(Short task) Reproduce the material exactly, omitting nothing.

------------------------------

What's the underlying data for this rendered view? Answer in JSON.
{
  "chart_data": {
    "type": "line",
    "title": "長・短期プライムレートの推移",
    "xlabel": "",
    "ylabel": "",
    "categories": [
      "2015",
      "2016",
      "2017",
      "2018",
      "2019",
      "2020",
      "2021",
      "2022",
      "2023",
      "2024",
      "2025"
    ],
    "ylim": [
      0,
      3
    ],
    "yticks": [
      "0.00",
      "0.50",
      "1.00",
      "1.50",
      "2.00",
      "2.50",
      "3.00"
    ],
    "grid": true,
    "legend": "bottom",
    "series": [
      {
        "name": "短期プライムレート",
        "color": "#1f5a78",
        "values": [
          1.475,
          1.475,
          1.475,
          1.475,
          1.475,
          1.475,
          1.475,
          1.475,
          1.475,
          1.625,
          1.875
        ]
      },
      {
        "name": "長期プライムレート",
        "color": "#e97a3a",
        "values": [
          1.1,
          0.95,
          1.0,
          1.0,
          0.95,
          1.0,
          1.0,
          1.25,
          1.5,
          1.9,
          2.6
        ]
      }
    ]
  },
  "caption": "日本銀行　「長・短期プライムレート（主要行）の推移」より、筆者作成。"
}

------------------------------

(Written solution)
What's the underlying data for this rendered view? Answer in JSON.
{
  "chart_data": {
    "type": "line",
    "title": "長・短期プライムレートの推移",
    "xlabel": "",
    "ylabel": "",
    "categories": [
      "2015",
      "2016",
      "2017",
      "2018",
      "2019",
      "2020",
      "2021",
      "2022",
      "2023",
      "2024",
      "2025"
    ],
    "ylim": [
      0,
      3
    ],
    "yticks": [
      "0.00",
      "0.50",
      "1.00",
      "1.50",
      "2.00",
      "2.50",
      "3.00"
    ],
    "grid": true,
    "legend": "bottom",
    "series": [
      {
        "name": "短期プライムレート",
        "color": "#1f5a78",
        "values": [
          1.475,
          1.475,
          1.475,
          1.475,
          1.475,
          1.475,
          1.475,
          1.475,
          1.475,
          1.625,
          1.875
        ]
      },
      {
        "name": "長期プライムレート",
        "color": "#e97a3a",
        "values": [
          1.1,
          0.95,
          1.0,
          1.0,
          0.95,
          1.0,
          1.0,
          1.25,
          1.5,
          1.9,
          2.6
        ]
      }
    ]
  },
  "caption": "日本銀行　「長・短期プライムレート（主要行）の推移」より、筆者作成。"
}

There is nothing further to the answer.